**SHORT EXERCISE:** Pick out each line with the word "xlabel" from the material that follows.

+++ EXERCISE MATERIAL +++

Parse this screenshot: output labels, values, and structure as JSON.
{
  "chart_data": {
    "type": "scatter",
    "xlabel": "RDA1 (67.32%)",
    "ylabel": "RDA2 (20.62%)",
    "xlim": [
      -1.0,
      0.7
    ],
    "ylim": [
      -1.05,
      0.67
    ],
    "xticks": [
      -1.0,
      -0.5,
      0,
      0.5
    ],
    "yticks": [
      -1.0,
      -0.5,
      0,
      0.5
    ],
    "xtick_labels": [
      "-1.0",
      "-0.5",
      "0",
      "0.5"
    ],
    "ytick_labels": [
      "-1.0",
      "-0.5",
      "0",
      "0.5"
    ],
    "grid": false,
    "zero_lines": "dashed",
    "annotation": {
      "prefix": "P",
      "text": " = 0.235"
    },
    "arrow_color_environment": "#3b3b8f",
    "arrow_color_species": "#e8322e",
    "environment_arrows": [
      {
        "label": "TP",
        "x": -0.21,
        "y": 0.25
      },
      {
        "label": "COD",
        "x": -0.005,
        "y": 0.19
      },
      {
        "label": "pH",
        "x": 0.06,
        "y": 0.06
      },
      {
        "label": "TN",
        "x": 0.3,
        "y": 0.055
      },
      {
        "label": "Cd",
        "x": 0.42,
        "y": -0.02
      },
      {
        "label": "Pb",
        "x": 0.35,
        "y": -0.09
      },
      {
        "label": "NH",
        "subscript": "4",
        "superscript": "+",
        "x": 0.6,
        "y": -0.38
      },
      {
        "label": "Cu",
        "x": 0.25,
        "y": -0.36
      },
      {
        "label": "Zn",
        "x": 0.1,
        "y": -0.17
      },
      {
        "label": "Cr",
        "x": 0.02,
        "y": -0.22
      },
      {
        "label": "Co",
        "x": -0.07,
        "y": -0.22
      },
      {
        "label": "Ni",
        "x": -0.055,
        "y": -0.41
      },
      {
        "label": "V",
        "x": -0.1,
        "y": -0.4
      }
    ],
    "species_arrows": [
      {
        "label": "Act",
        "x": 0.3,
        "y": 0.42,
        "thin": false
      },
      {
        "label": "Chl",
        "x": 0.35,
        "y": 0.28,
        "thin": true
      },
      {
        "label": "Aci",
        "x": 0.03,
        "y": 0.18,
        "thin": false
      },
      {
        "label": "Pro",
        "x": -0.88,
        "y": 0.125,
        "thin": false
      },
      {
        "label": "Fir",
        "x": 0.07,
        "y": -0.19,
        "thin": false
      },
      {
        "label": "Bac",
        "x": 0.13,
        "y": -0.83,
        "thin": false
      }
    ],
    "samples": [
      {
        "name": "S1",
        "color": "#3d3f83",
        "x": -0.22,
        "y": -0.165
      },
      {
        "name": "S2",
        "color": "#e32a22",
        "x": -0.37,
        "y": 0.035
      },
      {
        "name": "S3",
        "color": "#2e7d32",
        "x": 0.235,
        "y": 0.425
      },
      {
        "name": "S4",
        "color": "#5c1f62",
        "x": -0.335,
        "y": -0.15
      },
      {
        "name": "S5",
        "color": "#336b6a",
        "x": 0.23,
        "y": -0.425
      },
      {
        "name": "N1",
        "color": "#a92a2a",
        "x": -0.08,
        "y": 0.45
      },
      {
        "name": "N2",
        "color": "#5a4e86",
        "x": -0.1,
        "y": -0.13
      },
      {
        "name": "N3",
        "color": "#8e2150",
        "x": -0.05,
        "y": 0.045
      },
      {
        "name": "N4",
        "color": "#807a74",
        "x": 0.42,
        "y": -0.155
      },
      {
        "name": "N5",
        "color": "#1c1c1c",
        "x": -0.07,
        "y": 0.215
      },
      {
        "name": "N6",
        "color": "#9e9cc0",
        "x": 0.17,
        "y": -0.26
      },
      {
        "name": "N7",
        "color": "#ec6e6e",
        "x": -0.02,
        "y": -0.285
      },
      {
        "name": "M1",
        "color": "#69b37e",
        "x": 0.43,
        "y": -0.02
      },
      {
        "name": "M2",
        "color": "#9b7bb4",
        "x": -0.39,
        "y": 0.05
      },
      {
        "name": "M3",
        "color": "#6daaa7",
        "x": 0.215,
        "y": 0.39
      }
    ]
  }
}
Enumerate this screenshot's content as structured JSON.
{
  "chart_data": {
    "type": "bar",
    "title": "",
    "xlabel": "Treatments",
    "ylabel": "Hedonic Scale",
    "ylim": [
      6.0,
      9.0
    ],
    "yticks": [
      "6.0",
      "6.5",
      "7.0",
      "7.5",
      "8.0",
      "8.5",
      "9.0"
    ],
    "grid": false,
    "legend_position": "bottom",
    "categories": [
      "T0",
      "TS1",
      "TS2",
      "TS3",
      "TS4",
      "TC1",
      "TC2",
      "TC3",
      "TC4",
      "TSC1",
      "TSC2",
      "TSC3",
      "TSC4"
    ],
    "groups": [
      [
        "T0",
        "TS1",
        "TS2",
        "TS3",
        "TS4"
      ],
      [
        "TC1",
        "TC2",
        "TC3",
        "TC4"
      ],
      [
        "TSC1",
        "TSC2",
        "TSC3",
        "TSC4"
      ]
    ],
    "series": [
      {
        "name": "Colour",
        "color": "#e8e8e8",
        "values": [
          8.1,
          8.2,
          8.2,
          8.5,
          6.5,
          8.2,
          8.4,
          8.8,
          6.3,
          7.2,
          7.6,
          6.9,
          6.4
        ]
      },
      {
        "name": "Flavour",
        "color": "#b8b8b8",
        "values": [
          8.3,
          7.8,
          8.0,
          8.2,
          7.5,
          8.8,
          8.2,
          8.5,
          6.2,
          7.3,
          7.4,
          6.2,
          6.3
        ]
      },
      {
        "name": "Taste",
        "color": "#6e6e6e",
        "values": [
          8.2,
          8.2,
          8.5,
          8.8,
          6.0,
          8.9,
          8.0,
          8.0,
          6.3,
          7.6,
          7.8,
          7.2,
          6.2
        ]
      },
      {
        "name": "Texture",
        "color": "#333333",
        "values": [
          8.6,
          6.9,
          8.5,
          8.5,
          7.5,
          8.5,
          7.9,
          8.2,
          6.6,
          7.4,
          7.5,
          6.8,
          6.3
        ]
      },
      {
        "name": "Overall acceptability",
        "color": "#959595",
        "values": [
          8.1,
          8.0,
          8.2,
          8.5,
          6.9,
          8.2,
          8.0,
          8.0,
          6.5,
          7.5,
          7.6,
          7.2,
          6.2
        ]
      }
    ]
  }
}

+++

**SOLUTION TO THE EXERCISE:**
    "xlabel": "RDA1 (67.32%)",
    "xlabel": "Treatments",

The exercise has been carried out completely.